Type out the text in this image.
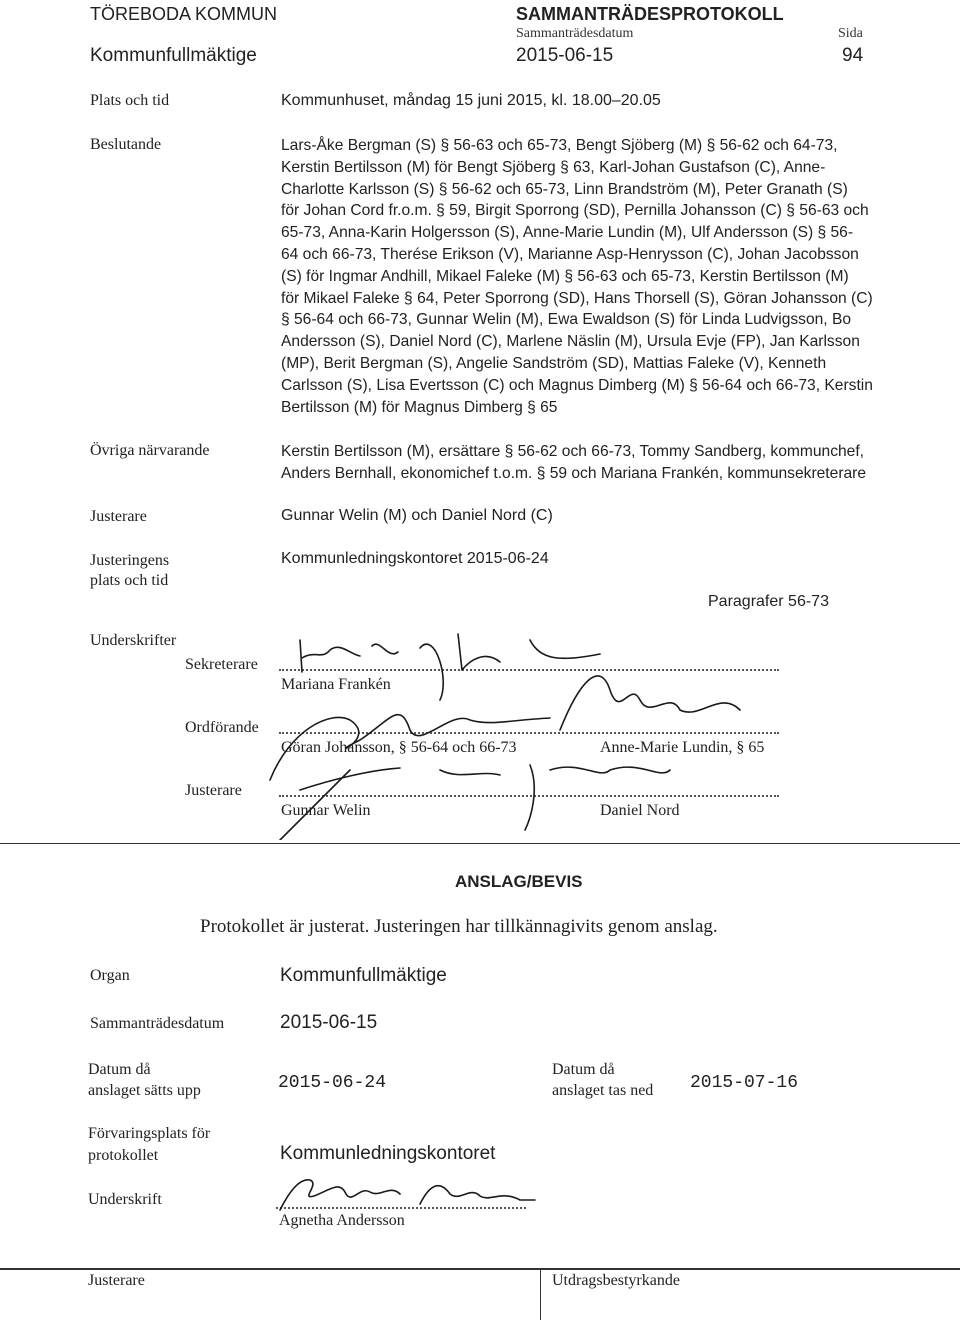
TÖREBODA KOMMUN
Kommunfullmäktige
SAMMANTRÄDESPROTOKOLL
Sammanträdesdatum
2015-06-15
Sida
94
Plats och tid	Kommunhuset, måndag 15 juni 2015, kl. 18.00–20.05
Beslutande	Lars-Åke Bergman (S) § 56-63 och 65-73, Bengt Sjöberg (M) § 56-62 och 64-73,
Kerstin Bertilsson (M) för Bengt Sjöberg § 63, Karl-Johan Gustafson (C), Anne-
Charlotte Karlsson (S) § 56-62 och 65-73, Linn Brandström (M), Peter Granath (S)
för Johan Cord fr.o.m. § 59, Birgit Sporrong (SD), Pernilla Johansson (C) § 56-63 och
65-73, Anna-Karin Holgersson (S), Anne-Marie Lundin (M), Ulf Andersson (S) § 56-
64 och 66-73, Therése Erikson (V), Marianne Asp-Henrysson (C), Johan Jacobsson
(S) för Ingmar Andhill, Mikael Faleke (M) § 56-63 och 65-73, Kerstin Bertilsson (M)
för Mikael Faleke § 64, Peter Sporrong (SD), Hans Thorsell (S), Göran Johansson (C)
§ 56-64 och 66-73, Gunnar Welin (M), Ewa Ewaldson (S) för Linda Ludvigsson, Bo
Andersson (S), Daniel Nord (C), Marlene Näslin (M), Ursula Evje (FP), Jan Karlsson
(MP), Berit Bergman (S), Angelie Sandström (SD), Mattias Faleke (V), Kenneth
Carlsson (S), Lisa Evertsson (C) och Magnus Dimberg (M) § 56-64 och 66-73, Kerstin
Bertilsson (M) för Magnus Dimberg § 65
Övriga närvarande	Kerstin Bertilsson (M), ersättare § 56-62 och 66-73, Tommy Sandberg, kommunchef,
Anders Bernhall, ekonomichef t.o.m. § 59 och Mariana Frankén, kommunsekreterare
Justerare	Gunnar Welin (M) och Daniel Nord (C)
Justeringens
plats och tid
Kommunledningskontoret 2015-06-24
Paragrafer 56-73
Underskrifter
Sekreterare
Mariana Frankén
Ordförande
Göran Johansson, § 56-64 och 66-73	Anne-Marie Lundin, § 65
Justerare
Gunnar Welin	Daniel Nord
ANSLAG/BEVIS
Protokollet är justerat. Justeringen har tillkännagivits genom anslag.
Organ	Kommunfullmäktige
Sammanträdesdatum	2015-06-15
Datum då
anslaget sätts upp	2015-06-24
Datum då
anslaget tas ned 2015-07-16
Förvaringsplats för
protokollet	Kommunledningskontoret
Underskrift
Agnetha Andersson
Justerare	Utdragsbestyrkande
◇ ◇ ◇ ◇
EXERCISE: Leaving out the images, repeat the listing above exactly.

YOUR RESPONSE:
Type out the text in this image.
TÖREBODA KOMMUN
Kommunfullmäktige
SAMMANTRÄDESPROTOKOLL
Sammanträdesdatum
2015-06-15
Sida
94
Plats och tid	Kommunhuset, måndag 15 juni 2015, kl. 18.00–20.05
Beslutande	Lars-Åke Bergman (S) § 56-63 och 65-73, Bengt Sjöberg (M) § 56-62 och 64-73,
Kerstin Bertilsson (M) för Bengt Sjöberg § 63, Karl-Johan Gustafson (C), Anne-
Charlotte Karlsson (S) § 56-62 och 65-73, Linn Brandström (M), Peter Granath (S)
för Johan Cord fr.o.m. § 59, Birgit Sporrong (SD), Pernilla Johansson (C) § 56-63 och
65-73, Anna-Karin Holgersson (S), Anne-Marie Lundin (M), Ulf Andersson (S) § 56-
64 och 66-73, Therése Erikson (V), Marianne Asp-Henrysson (C), Johan Jacobsson
(S) för Ingmar Andhill, Mikael Faleke (M) § 56-63 och 65-73, Kerstin Bertilsson (M)
för Mikael Faleke § 64, Peter Sporrong (SD), Hans Thorsell (S), Göran Johansson (C)
§ 56-64 och 66-73, Gunnar Welin (M), Ewa Ewaldson (S) för Linda Ludvigsson, Bo
Andersson (S), Daniel Nord (C), Marlene Näslin (M), Ursula Evje (FP), Jan Karlsson
(MP), Berit Bergman (S), Angelie Sandström (SD), Mattias Faleke (V), Kenneth
Carlsson (S), Lisa Evertsson (C) och Magnus Dimberg (M) § 56-64 och 66-73, Kerstin
Bertilsson (M) för Magnus Dimberg § 65
Övriga närvarande	Kerstin Bertilsson (M), ersättare § 56-62 och 66-73, Tommy Sandberg, kommunchef,
Anders Bernhall, ekonomichef t.o.m. § 59 och Mariana Frankén, kommunsekreterare
Justerare	Gunnar Welin (M) och Daniel Nord (C)
Justeringens
plats och tid
Kommunledningskontoret 2015-06-24
Paragrafer 56-73
Underskrifter
Sekreterare
Mariana Frankén
Ordförande
Göran Johansson, § 56-64 och 66-73	Anne-Marie Lundin, § 65
Justerare
Gunnar Welin	Daniel Nord
ANSLAG/BEVIS
Protokollet är justerat. Justeringen har tillkännagivits genom anslag.
Organ	Kommunfullmäktige
Sammanträdesdatum	2015-06-15
Datum då
anslaget sätts upp	2015-06-24
Datum då
anslaget tas ned 2015-07-16
Förvaringsplats för
protokollet	Kommunledningskontoret
Underskrift
Agnetha Andersson
Justerare	Utdragsbestyrkande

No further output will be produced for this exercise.